### Stated goal
Reproduce the full listing below unchanged, apart from the pictures.

### Data records
* Begin *

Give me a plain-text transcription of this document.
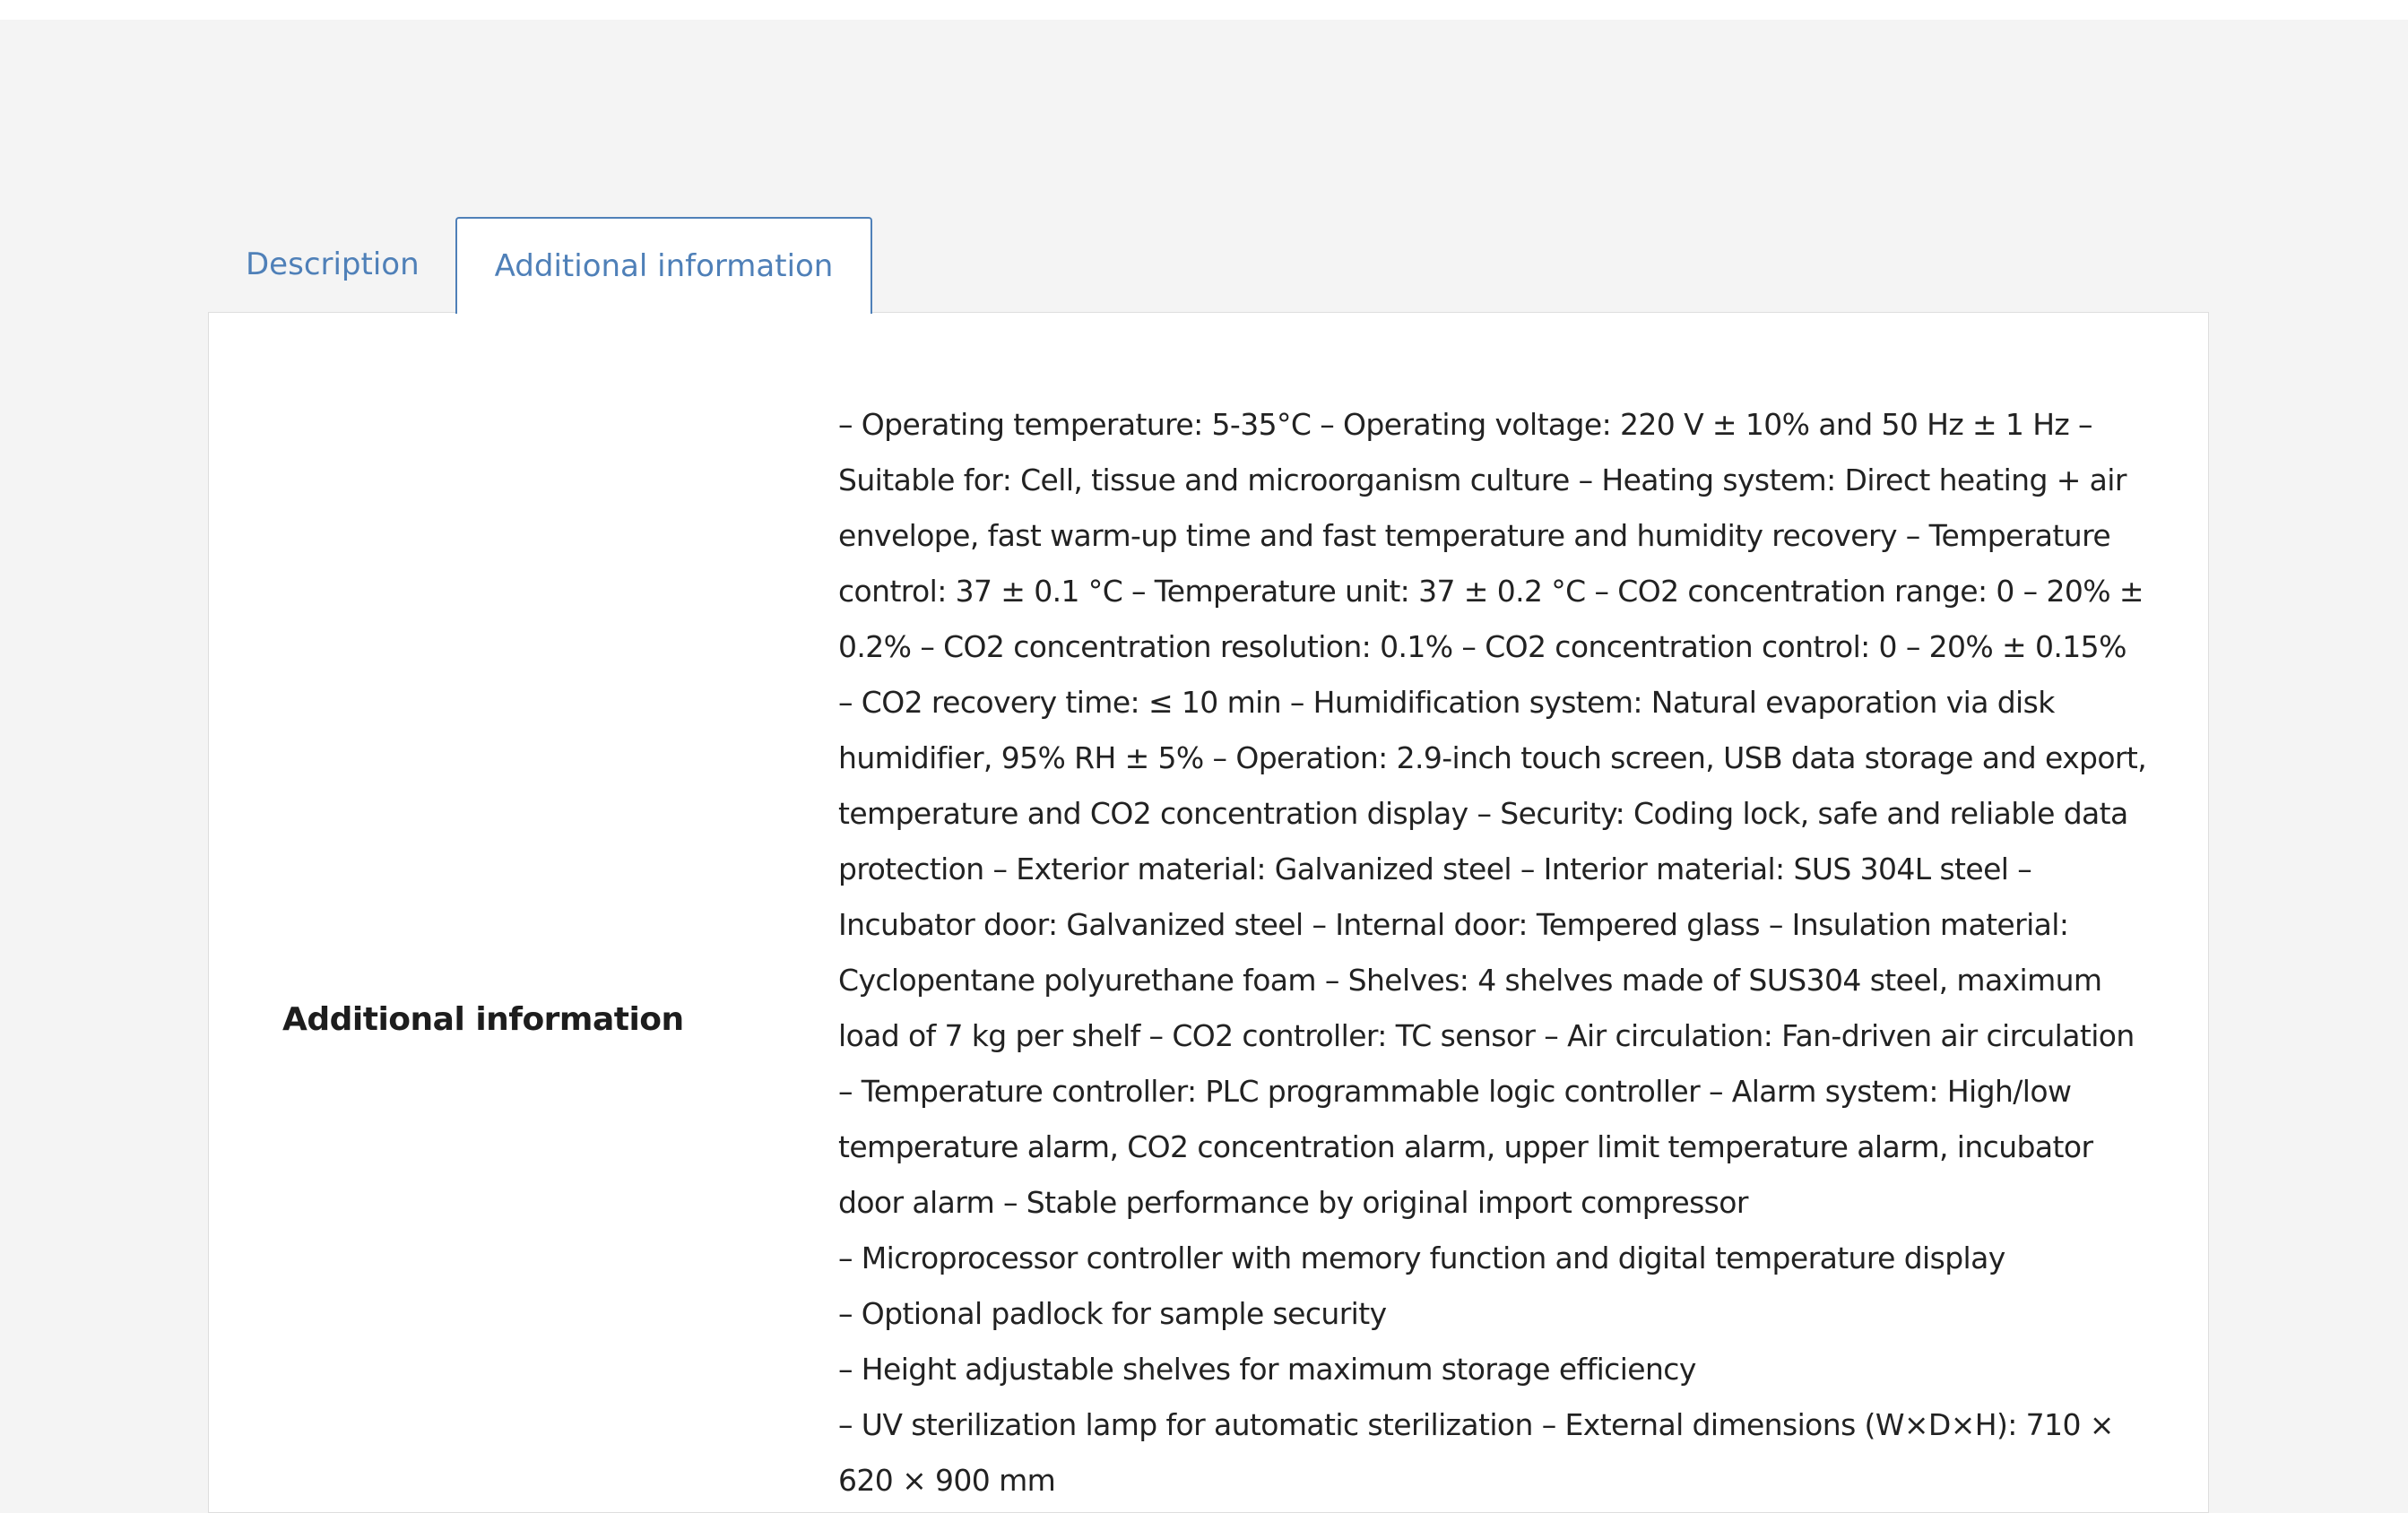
Description	Additional information
Additional information

– Operating temperature: 5-35°C – Operating voltage: 220 V ± 10% and 50 Hz ± 1 Hz – Suitable for: Cell, tissue and microorganism culture – Heating system: Direct heating + air envelope, fast warm-up time and fast temperature and humidity recovery – Temperature control: 37 ± 0.1 °C – Temperature unit: 37 ± 0.2 °C – CO2 concentration range: 0 – 20% ± 0.2% – CO2 concentration resolution: 0.1% – CO2 concentration control: 0 – 20% ± 0.15% – CO2 recovery time: ≤ 10 min – Humidification system: Natural evaporation via disk humidifier, 95% RH ± 5% – Operation: 2.9-inch touch screen, USB data storage and export, temperature and CO2 concentration display – Security: Coding lock, safe and reliable data protection – Exterior material: Galvanized steel – Interior material: SUS 304L steel – Incubator door: Galvanized steel – Internal door: Tempered glass – Insulation material: Cyclopentane polyurethane foam – Shelves: 4 shelves made of SUS304 steel, maximum load of 7 kg per shelf – CO2 controller: TC sensor – Air circulation: Fan-driven air circulation – Temperature controller: PLC programmable logic controller – Alarm system: High/low temperature alarm, CO2 concentration alarm, upper limit temperature alarm, incubator door alarm – Stable performance by original import compressor

– Microprocessor controller with memory function and digital temperature display

– Optional padlock for sample security

– Height adjustable shelves for maximum storage efficiency

– UV sterilization lamp for automatic sterilization – External dimensions (W×D×H): 710 × 620 × 900 mm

* End *

### Answer to the exercise
Give me a plain-text transcription of this document.
Description	Additional information
Additional information

– Operating temperature: 5-35°C – Operating voltage: 220 V ± 10% and 50 Hz ± 1 Hz – Suitable for: Cell, tissue and microorganism culture – Heating system: Direct heating + air envelope, fast warm-up time and fast temperature and humidity recovery – Temperature control: 37 ± 0.1 °C – Temperature unit: 37 ± 0.2 °C – CO2 concentration range: 0 – 20% ± 0.2% – CO2 concentration resolution: 0.1% – CO2 concentration control: 0 – 20% ± 0.15% – CO2 recovery time: ≤ 10 min – Humidification system: Natural evaporation via disk humidifier, 95% RH ± 5% – Operation: 2.9-inch touch screen, USB data storage and export, temperature and CO2 concentration display – Security: Coding lock, safe and reliable data protection – Exterior material: Galvanized steel – Interior material: SUS 304L steel – Incubator door: Galvanized steel – Internal door: Tempered glass – Insulation material: Cyclopentane polyurethane foam – Shelves: 4 shelves made of SUS304 steel, maximum load of 7 kg per shelf – CO2 controller: TC sensor – Air circulation: Fan-driven air circulation – Temperature controller: PLC programmable logic controller – Alarm system: High/low temperature alarm, CO2 concentration alarm, upper limit temperature alarm, incubator door alarm – Stable performance by original import compressor

– Microprocessor controller with memory function and digital temperature display

– Optional padlock for sample security

– Height adjustable shelves for maximum storage efficiency

– UV sterilization lamp for automatic sterilization – External dimensions (W×D×H): 710 × 620 × 900 mm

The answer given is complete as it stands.